-- BEGIN --
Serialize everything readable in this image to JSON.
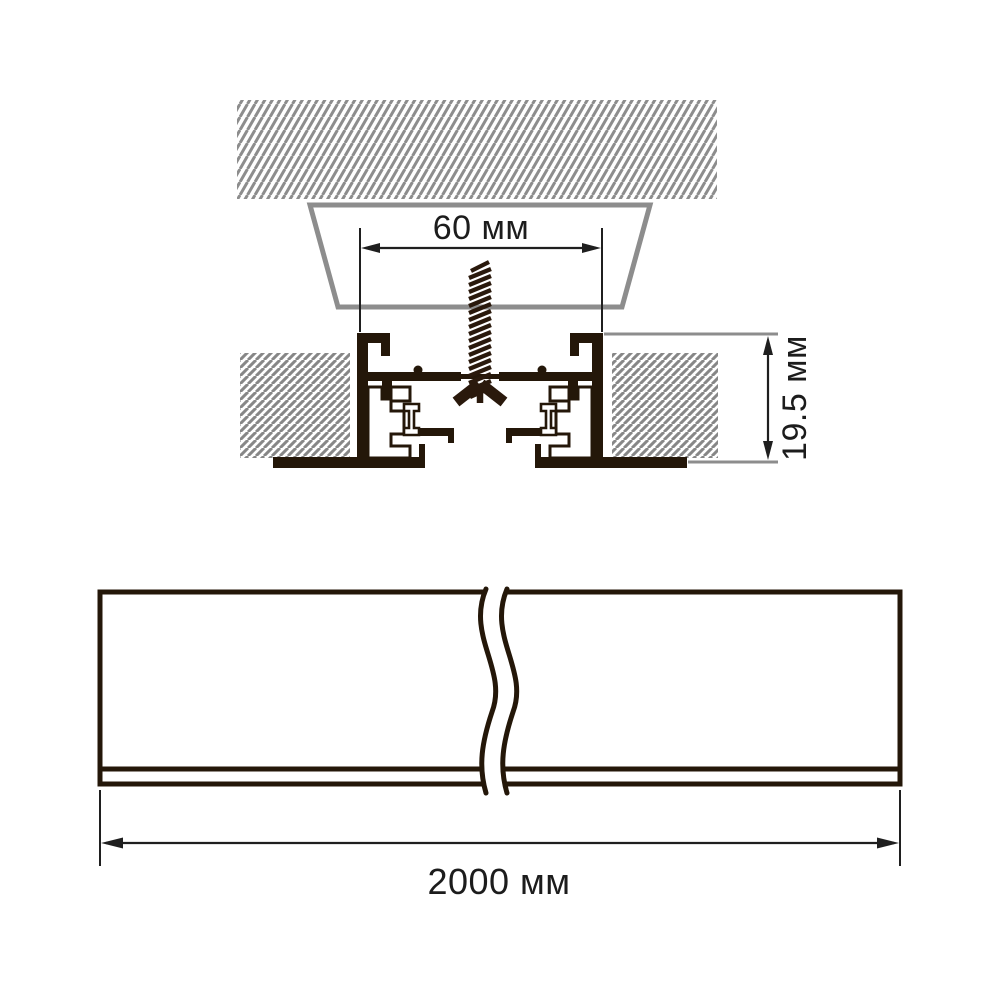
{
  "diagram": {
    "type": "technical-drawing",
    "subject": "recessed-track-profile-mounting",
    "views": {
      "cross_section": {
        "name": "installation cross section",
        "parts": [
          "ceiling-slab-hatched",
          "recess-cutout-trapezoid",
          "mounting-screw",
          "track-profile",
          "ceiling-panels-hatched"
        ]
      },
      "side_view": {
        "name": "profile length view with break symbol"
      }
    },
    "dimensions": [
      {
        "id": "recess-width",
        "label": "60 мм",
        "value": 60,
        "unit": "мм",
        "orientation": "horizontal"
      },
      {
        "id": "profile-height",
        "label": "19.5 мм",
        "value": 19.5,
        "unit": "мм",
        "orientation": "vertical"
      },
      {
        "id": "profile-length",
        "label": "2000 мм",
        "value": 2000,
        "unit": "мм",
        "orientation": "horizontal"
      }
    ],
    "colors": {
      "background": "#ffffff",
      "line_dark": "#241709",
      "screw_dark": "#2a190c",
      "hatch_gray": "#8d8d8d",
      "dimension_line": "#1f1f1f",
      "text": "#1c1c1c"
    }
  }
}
-- END --
Copy the records exactly as they appear, excluding images.

_Complete answer_:
Serialize everything readable in this image to JSON.
{
  "diagram": {
    "type": "technical-drawing",
    "subject": "recessed-track-profile-mounting",
    "views": {
      "cross_section": {
        "name": "installation cross section",
        "parts": [
          "ceiling-slab-hatched",
          "recess-cutout-trapezoid",
          "mounting-screw",
          "track-profile",
          "ceiling-panels-hatched"
        ]
      },
      "side_view": {
        "name": "profile length view with break symbol"
      }
    },
    "dimensions": [
      {
        "id": "recess-width",
        "label": "60 мм",
        "value": 60,
        "unit": "мм",
        "orientation": "horizontal"
      },
      {
        "id": "profile-height",
        "label": "19.5 мм",
        "value": 19.5,
        "unit": "мм",
        "orientation": "vertical"
      },
      {
        "id": "profile-length",
        "label": "2000 мм",
        "value": 2000,
        "unit": "мм",
        "orientation": "horizontal"
      }
    ],
    "colors": {
      "background": "#ffffff",
      "line_dark": "#241709",
      "screw_dark": "#2a190c",
      "hatch_gray": "#8d8d8d",
      "dimension_line": "#1f1f1f",
      "text": "#1c1c1c"
    }
  }
}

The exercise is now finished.